## YOUR TASK
All of the records below must be output exactly, with no pictures carried over.

◆ ◆ ◆ ◆ ◆

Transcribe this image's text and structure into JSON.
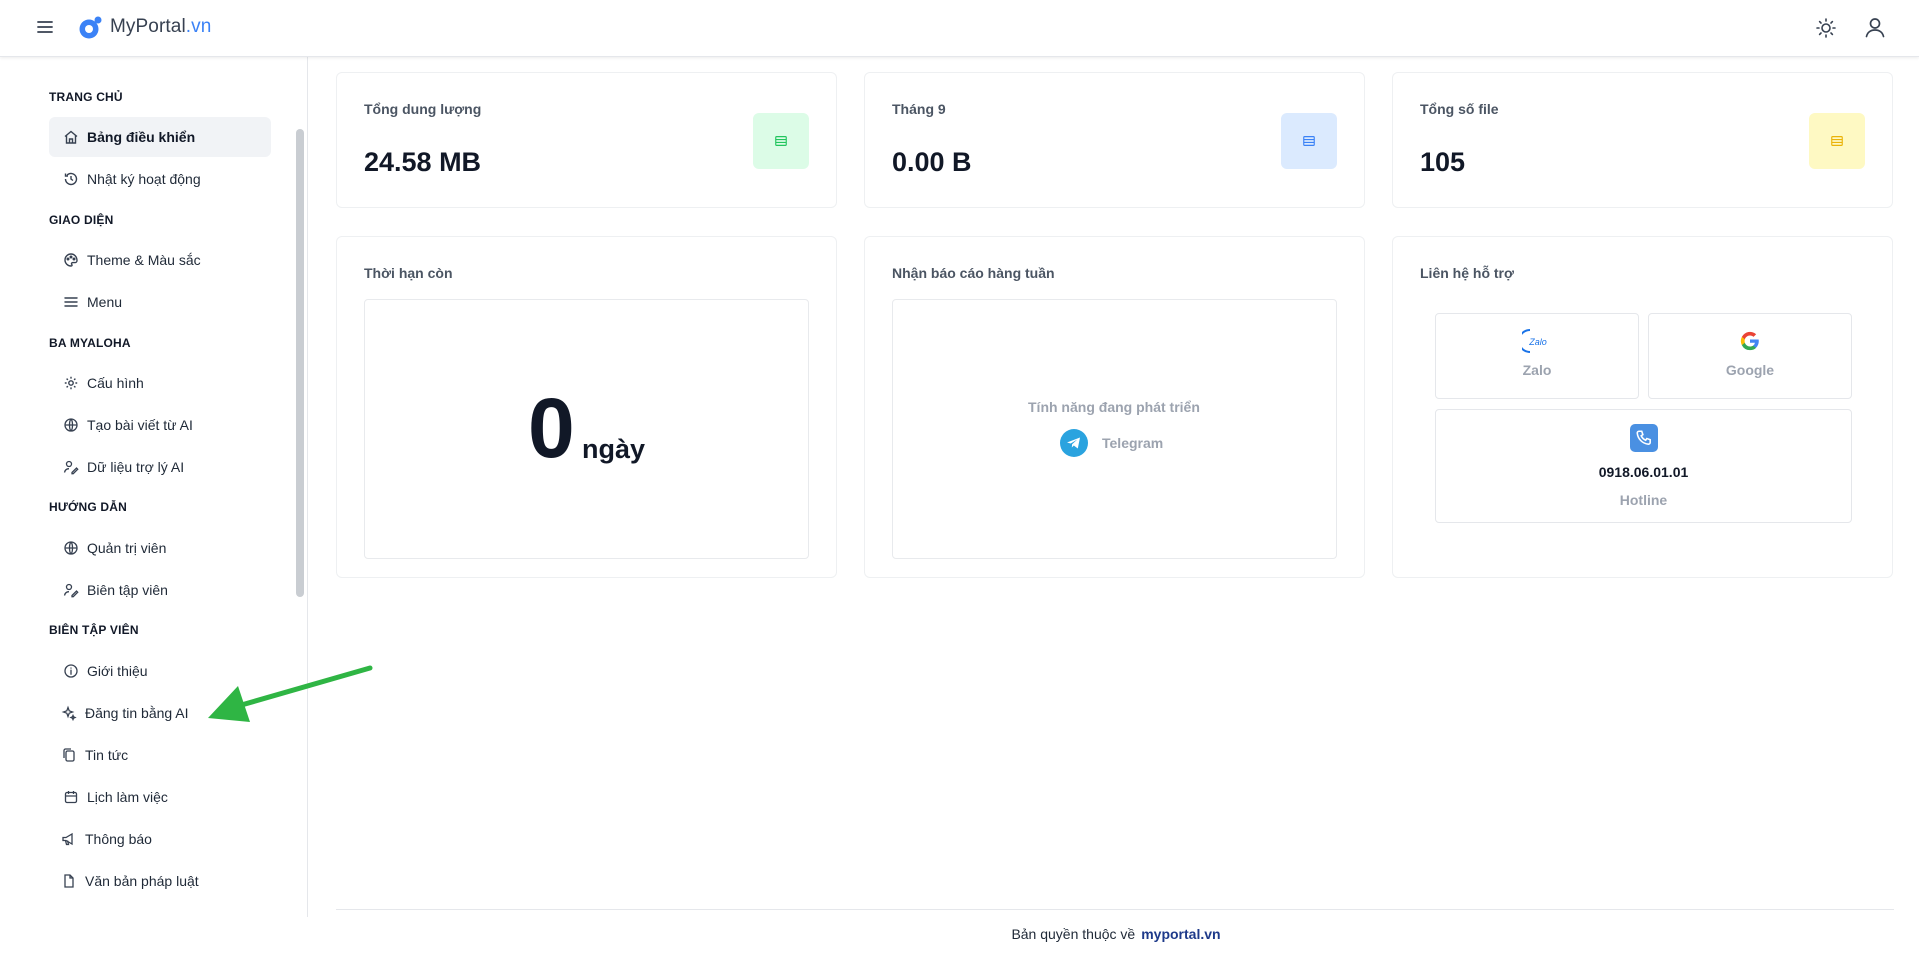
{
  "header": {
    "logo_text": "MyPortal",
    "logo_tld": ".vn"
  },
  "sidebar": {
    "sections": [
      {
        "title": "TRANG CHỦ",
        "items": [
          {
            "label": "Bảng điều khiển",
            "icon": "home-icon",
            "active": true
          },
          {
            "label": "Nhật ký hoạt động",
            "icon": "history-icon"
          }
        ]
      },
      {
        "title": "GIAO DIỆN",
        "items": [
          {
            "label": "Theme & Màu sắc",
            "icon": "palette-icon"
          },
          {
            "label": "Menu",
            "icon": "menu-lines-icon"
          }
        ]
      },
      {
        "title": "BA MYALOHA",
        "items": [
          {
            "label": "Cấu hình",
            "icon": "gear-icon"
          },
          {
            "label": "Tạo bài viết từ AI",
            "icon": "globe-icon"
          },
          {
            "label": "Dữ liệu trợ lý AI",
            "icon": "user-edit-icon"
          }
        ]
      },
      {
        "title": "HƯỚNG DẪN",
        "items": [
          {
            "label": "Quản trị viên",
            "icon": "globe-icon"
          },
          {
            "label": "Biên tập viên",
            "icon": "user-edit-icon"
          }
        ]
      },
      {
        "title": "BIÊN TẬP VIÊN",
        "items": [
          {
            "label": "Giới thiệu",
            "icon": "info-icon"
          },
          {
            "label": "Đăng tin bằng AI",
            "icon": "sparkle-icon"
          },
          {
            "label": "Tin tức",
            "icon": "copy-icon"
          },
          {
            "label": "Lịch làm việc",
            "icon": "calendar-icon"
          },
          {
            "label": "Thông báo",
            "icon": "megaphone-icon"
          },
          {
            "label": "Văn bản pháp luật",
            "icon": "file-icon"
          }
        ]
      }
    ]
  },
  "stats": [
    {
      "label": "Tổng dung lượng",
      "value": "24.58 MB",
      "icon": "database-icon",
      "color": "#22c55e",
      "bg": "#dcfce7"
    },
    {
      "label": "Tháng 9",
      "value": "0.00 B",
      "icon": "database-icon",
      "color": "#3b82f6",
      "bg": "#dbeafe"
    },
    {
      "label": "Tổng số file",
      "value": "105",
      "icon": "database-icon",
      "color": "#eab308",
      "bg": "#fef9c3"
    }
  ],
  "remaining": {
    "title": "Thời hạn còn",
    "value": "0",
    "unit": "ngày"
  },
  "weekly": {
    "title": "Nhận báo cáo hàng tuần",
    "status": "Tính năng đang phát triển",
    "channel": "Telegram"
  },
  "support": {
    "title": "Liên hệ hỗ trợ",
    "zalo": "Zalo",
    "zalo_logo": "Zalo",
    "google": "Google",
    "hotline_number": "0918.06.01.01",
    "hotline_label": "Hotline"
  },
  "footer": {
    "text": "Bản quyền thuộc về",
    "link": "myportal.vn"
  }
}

◆ ◆ ◆ ◆ ◆

## SOLUTION TO THIS TASK
Transcribe this image's text and structure into JSON.
{
  "header": {
    "logo_text": "MyPortal",
    "logo_tld": ".vn"
  },
  "sidebar": {
    "sections": [
      {
        "title": "TRANG CHỦ",
        "items": [
          {
            "label": "Bảng điều khiển",
            "icon": "home-icon",
            "active": true
          },
          {
            "label": "Nhật ký hoạt động",
            "icon": "history-icon"
          }
        ]
      },
      {
        "title": "GIAO DIỆN",
        "items": [
          {
            "label": "Theme & Màu sắc",
            "icon": "palette-icon"
          },
          {
            "label": "Menu",
            "icon": "menu-lines-icon"
          }
        ]
      },
      {
        "title": "BA MYALOHA",
        "items": [
          {
            "label": "Cấu hình",
            "icon": "gear-icon"
          },
          {
            "label": "Tạo bài viết từ AI",
            "icon": "globe-icon"
          },
          {
            "label": "Dữ liệu trợ lý AI",
            "icon": "user-edit-icon"
          }
        ]
      },
      {
        "title": "HƯỚNG DẪN",
        "items": [
          {
            "label": "Quản trị viên",
            "icon": "globe-icon"
          },
          {
            "label": "Biên tập viên",
            "icon": "user-edit-icon"
          }
        ]
      },
      {
        "title": "BIÊN TẬP VIÊN",
        "items": [
          {
            "label": "Giới thiệu",
            "icon": "info-icon"
          },
          {
            "label": "Đăng tin bằng AI",
            "icon": "sparkle-icon"
          },
          {
            "label": "Tin tức",
            "icon": "copy-icon"
          },
          {
            "label": "Lịch làm việc",
            "icon": "calendar-icon"
          },
          {
            "label": "Thông báo",
            "icon": "megaphone-icon"
          },
          {
            "label": "Văn bản pháp luật",
            "icon": "file-icon"
          }
        ]
      }
    ]
  },
  "stats": [
    {
      "label": "Tổng dung lượng",
      "value": "24.58 MB",
      "icon": "database-icon",
      "color": "#22c55e",
      "bg": "#dcfce7"
    },
    {
      "label": "Tháng 9",
      "value": "0.00 B",
      "icon": "database-icon",
      "color": "#3b82f6",
      "bg": "#dbeafe"
    },
    {
      "label": "Tổng số file",
      "value": "105",
      "icon": "database-icon",
      "color": "#eab308",
      "bg": "#fef9c3"
    }
  ],
  "remaining": {
    "title": "Thời hạn còn",
    "value": "0",
    "unit": "ngày"
  },
  "weekly": {
    "title": "Nhận báo cáo hàng tuần",
    "status": "Tính năng đang phát triển",
    "channel": "Telegram"
  },
  "support": {
    "title": "Liên hệ hỗ trợ",
    "zalo": "Zalo",
    "zalo_logo": "Zalo",
    "google": "Google",
    "hotline_number": "0918.06.01.01",
    "hotline_label": "Hotline"
  },
  "footer": {
    "text": "Bản quyền thuộc về",
    "link": "myportal.vn"
  }
}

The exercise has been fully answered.